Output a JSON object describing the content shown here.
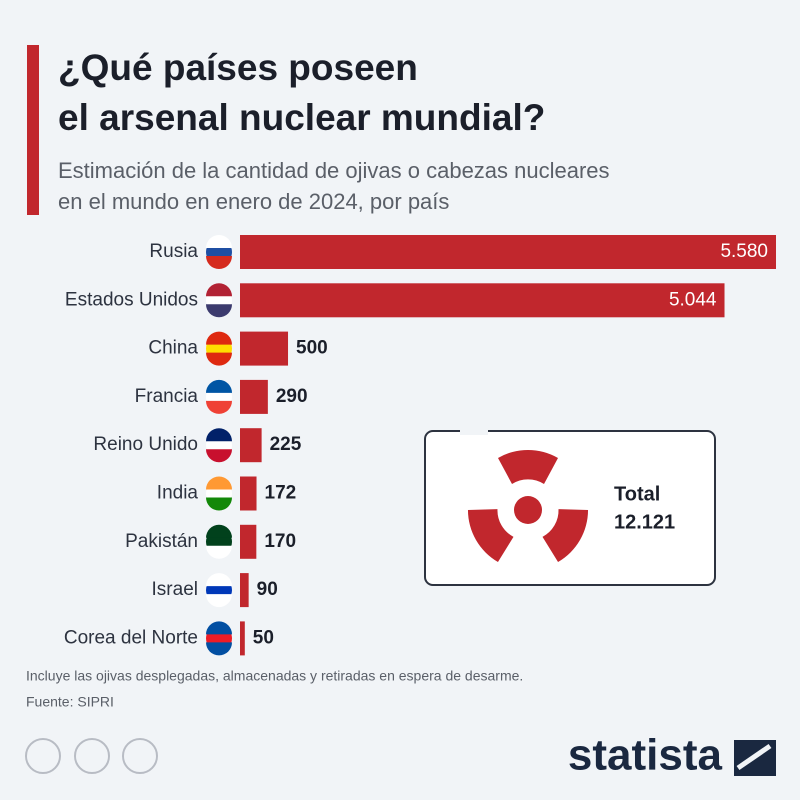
{
  "chart_data": {
    "type": "bar",
    "orientation": "horizontal",
    "title": "¿Qué países poseen el arsenal nuclear mundial?",
    "title_lines": [
      "¿Qué países poseen",
      "el arsenal nuclear mundial?"
    ],
    "subtitle_lines": [
      "Estimación de la cantidad de ojivas o cabezas nucleares",
      "en el mundo en enero de 2024, por país"
    ],
    "categories": [
      "Rusia",
      "Estados Unidos",
      "China",
      "Francia",
      "Reino Unido",
      "India",
      "Pakistán",
      "Israel",
      "Corea del Norte"
    ],
    "values": [
      5580,
      5044,
      500,
      290,
      225,
      172,
      170,
      90,
      50
    ],
    "value_labels": [
      "5.580",
      "5.044",
      "500",
      "290",
      "225",
      "172",
      "170",
      "90",
      "50"
    ],
    "color": "#c1272d",
    "xlim": [
      0,
      5580
    ],
    "annotation": {
      "title": "Total",
      "text": "12.121"
    },
    "notes": [
      "Incluye las ojivas desplegadas, almacenadas y retiradas en espera de desarme.",
      "Fuente: SIPRI"
    ],
    "brand": "statista"
  }
}
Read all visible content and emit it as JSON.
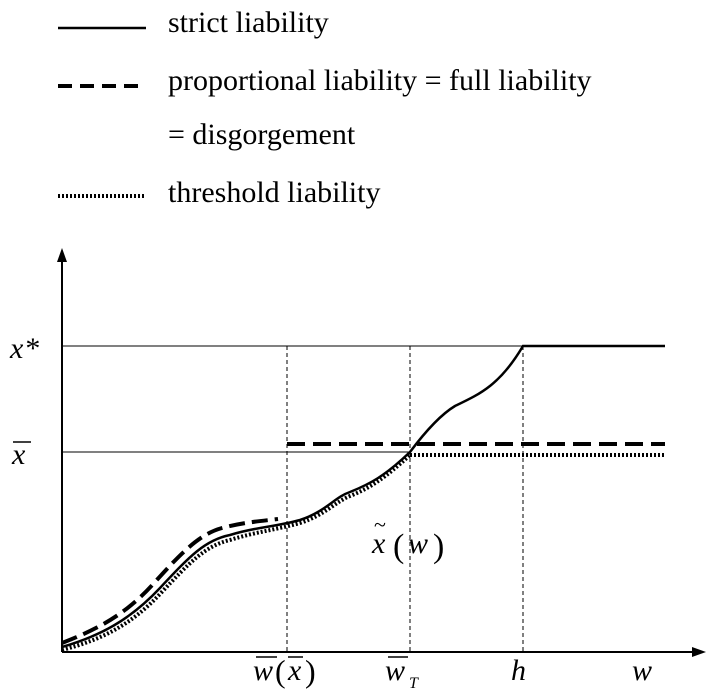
{
  "legend": [
    {
      "label": "strict liability",
      "style": "solid"
    },
    {
      "label": "proportional liability = full liability",
      "style": "dashed"
    },
    {
      "label": "= disgorgement",
      "style": "none"
    },
    {
      "label": "threshold liability",
      "style": "dotted"
    }
  ],
  "axis_labels": {
    "y_ticks": [
      {
        "symbol": "x",
        "superscript": "*"
      },
      {
        "symbol": "x",
        "overbar": true
      }
    ],
    "x_ticks": [
      {
        "text": "w(x)",
        "note": "w-bar of x-bar"
      },
      {
        "text": "w",
        "subscript": "T",
        "overbar": true
      },
      {
        "text": "h"
      },
      {
        "text": "w"
      }
    ]
  },
  "curve_label": {
    "text": "x̃(w)"
  },
  "colors": {
    "ink": "#000000",
    "background": "#ffffff"
  }
}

## [Directions]
Locate all lines in the listing above with the word "JSON" and copy them.

## [Answer for this exercise]
Output a JSON object describing the content shown here.
Read all visible content and emit it as JSON.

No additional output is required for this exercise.